===== Supplied information =====

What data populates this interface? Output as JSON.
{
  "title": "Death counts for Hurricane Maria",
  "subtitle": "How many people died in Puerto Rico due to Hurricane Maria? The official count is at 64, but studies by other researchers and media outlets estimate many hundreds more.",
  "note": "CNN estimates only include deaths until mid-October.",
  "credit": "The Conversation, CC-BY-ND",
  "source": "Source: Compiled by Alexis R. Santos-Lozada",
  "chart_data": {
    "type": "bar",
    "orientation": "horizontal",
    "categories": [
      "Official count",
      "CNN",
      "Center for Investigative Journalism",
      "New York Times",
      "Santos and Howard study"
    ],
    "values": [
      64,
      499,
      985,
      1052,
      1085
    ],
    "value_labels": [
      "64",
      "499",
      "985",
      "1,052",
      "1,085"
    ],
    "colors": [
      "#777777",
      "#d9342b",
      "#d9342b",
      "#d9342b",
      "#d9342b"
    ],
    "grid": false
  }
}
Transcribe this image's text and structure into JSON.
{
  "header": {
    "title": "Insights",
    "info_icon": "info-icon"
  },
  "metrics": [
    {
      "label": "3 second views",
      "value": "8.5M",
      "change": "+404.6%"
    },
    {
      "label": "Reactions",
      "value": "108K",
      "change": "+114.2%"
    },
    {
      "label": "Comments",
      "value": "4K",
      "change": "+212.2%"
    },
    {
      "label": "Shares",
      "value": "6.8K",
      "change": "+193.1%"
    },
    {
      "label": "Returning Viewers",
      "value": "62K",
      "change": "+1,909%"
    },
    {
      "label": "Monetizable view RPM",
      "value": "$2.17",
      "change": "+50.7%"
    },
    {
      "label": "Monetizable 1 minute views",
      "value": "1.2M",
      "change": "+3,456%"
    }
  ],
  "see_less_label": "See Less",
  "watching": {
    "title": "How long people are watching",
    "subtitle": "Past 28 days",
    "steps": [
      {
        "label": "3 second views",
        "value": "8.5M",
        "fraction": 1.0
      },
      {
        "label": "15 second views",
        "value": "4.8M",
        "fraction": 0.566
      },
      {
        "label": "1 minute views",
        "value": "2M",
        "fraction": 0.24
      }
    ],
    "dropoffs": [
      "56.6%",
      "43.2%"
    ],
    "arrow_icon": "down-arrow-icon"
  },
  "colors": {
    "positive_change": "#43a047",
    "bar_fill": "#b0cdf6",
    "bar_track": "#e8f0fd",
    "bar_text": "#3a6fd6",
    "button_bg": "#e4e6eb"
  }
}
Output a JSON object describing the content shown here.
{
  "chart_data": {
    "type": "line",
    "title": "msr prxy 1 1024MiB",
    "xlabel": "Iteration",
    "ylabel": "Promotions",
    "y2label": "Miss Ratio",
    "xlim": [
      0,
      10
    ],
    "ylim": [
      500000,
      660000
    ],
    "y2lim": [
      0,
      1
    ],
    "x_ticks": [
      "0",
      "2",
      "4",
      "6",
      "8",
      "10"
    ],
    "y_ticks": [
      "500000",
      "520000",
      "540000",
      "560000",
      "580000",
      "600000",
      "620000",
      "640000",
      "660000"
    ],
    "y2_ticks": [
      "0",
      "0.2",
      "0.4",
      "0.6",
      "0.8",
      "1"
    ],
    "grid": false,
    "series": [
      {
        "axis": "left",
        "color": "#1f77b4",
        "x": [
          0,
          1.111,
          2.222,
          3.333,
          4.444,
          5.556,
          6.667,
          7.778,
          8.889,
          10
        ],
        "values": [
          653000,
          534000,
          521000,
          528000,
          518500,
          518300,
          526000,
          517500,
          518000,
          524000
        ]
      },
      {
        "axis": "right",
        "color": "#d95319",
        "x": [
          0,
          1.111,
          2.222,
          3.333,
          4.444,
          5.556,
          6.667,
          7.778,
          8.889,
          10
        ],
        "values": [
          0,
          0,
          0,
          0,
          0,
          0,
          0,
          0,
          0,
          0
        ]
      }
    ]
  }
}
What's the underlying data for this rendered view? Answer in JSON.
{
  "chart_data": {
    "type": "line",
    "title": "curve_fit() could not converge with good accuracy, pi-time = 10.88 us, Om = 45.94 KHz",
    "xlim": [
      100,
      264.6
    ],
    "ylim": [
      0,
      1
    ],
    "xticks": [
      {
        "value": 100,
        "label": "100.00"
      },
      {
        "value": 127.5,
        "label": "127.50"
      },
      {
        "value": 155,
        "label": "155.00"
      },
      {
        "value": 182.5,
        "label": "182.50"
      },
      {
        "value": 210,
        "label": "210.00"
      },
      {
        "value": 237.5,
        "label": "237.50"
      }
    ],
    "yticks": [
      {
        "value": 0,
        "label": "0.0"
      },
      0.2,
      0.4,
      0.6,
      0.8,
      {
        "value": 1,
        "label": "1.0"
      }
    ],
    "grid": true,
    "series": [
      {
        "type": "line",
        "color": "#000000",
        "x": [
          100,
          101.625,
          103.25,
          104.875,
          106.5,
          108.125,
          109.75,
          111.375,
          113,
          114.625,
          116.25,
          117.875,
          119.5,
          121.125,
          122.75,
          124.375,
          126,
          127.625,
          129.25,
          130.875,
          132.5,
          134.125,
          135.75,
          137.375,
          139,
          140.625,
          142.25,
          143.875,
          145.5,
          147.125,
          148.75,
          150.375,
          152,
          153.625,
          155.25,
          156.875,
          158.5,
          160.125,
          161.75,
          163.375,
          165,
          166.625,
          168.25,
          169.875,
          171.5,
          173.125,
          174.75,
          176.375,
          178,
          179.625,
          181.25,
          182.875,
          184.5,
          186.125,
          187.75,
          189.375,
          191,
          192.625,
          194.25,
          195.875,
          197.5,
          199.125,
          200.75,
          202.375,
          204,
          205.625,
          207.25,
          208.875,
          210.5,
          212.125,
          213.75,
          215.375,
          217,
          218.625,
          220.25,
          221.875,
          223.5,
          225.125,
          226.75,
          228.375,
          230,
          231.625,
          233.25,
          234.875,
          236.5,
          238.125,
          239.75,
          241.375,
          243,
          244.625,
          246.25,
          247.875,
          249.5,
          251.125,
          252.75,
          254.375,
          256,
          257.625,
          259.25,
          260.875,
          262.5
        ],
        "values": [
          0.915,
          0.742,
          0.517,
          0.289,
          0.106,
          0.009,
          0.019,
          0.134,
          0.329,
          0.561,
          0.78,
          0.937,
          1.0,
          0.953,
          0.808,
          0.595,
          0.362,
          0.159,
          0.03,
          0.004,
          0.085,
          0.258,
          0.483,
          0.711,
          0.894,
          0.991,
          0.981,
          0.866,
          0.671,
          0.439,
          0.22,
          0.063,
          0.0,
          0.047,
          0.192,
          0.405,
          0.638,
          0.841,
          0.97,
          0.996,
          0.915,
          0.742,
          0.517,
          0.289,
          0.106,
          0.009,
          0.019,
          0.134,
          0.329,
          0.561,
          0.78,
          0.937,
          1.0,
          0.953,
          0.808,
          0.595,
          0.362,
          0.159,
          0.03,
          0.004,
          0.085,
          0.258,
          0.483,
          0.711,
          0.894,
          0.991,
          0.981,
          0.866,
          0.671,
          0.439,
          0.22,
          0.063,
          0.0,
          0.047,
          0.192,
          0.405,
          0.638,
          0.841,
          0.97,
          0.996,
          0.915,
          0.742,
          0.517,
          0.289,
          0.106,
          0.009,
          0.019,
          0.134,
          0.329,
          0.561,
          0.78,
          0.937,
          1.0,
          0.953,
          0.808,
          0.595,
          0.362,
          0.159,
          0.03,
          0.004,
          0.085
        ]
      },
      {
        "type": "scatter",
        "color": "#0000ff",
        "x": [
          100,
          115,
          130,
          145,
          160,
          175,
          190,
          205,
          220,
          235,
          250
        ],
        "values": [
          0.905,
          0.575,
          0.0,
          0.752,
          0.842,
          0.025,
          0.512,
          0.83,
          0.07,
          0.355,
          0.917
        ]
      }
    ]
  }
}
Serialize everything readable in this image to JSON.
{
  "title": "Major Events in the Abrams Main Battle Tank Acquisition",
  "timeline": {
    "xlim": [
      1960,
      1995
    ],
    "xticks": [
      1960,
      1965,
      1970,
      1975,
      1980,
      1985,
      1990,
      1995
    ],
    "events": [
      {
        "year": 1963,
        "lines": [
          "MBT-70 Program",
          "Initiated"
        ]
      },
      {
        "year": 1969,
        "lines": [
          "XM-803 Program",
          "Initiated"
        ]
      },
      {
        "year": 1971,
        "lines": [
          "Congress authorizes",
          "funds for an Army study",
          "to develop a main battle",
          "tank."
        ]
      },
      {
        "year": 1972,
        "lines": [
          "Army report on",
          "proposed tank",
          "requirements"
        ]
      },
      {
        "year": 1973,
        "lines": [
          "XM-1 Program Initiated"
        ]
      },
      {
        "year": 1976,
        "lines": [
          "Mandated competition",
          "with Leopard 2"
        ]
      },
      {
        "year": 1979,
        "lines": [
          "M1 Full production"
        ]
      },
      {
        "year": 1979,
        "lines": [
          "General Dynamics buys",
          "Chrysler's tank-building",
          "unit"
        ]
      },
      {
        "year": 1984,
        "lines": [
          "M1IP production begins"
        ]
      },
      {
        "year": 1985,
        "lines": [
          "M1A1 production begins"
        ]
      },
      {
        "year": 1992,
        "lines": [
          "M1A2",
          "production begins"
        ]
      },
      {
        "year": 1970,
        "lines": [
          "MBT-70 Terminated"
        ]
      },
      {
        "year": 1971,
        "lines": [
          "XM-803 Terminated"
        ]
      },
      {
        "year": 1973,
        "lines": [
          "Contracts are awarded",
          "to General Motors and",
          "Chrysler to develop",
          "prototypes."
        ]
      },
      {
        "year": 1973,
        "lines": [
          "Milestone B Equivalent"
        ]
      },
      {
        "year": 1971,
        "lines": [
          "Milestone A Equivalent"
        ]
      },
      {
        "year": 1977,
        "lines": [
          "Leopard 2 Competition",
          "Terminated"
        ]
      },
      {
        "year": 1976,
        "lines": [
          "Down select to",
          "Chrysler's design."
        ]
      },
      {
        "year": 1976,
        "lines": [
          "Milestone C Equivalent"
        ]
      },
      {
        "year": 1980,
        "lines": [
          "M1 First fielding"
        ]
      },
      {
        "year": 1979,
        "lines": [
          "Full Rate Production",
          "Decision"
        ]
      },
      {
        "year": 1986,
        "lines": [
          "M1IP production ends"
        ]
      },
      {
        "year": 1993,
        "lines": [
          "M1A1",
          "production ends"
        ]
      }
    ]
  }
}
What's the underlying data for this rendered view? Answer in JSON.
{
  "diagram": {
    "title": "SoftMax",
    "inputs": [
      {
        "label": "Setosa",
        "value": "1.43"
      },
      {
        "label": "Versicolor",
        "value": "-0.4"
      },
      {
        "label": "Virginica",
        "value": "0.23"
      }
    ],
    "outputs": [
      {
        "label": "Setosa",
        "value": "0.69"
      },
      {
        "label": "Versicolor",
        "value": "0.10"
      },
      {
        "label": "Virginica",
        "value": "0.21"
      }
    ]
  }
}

=====

Copy out each line of the records that holds the string "Maria".

  "title": "Death counts for Hurricane Maria",
  "subtitle": "How many people died in Puerto Rico due to Hurricane Maria? The official count is at 64, but studies by other researchers and media outlets estimate many hundreds more.",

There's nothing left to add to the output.